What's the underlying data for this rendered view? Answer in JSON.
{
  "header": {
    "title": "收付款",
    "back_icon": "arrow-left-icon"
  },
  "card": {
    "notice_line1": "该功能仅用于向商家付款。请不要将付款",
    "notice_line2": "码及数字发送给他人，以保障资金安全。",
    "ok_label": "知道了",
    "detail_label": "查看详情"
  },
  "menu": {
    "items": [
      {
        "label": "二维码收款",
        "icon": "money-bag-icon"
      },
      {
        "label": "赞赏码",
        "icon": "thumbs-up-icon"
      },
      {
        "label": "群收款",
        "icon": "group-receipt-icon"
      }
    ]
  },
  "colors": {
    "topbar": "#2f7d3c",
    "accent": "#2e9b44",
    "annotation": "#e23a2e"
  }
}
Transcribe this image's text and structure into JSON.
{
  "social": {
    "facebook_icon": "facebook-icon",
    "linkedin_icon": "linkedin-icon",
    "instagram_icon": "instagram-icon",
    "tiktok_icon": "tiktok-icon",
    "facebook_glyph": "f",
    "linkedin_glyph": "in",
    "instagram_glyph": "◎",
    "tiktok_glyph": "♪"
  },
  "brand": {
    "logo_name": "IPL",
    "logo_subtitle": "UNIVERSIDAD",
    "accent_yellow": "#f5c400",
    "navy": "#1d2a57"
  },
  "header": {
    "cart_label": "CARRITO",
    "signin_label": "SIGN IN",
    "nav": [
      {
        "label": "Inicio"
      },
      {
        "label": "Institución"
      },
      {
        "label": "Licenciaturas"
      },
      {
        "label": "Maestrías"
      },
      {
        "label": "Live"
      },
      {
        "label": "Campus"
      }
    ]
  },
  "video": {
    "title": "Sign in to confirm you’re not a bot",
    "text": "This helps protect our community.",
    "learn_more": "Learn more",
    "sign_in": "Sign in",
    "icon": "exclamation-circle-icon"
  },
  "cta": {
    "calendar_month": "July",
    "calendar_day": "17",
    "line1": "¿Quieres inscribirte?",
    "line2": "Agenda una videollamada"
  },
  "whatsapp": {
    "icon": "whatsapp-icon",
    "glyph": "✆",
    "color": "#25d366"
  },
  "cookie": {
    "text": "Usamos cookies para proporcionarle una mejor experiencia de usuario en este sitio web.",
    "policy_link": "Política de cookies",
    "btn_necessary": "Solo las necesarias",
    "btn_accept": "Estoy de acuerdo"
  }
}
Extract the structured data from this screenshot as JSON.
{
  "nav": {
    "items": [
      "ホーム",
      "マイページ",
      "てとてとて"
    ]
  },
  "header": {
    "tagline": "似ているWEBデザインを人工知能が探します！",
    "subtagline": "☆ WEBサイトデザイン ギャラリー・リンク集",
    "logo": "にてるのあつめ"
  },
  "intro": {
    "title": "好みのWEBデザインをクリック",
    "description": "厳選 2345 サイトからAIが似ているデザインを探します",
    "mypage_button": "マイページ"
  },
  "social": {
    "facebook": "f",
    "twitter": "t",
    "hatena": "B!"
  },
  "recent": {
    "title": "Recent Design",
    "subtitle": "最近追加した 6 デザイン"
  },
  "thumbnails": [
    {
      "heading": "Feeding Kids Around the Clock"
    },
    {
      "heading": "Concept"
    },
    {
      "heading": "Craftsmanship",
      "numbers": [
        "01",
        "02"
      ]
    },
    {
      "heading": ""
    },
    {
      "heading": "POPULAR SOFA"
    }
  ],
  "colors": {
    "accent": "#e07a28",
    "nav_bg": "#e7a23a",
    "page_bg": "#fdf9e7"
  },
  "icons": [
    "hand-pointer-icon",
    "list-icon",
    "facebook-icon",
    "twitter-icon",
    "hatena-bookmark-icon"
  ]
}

+-------+

**AIM OF THE TASK**
With both ends included, please retype exactly the lines from the line containing "Extract the structured" to the final line of the data.

**FULL ANSWER**
Extract the structured data from this screenshot as JSON.
{
  "nav": {
    "items": [
      "ホーム",
      "マイページ",
      "てとてとて"
    ]
  },
  "header": {
    "tagline": "似ているWEBデザインを人工知能が探します！",
    "subtagline": "☆ WEBサイトデザイン ギャラリー・リンク集",
    "logo": "にてるのあつめ"
  },
  "intro": {
    "title": "好みのWEBデザインをクリック",
    "description": "厳選 2345 サイトからAIが似ているデザインを探します",
    "mypage_button": "マイページ"
  },
  "social": {
    "facebook": "f",
    "twitter": "t",
    "hatena": "B!"
  },
  "recent": {
    "title": "Recent Design",
    "subtitle": "最近追加した 6 デザイン"
  },
  "thumbnails": [
    {
      "heading": "Feeding Kids Around the Clock"
    },
    {
      "heading": "Concept"
    },
    {
      "heading": "Craftsmanship",
      "numbers": [
        "01",
        "02"
      ]
    },
    {
      "heading": ""
    },
    {
      "heading": "POPULAR SOFA"
    }
  ],
  "colors": {
    "accent": "#e07a28",
    "nav_bg": "#e7a23a",
    "page_bg": "#fdf9e7"
  },
  "icons": [
    "hand-pointer-icon",
    "list-icon",
    "facebook-icon",
    "twitter-icon",
    "hatena-bookmark-icon"
  ]
}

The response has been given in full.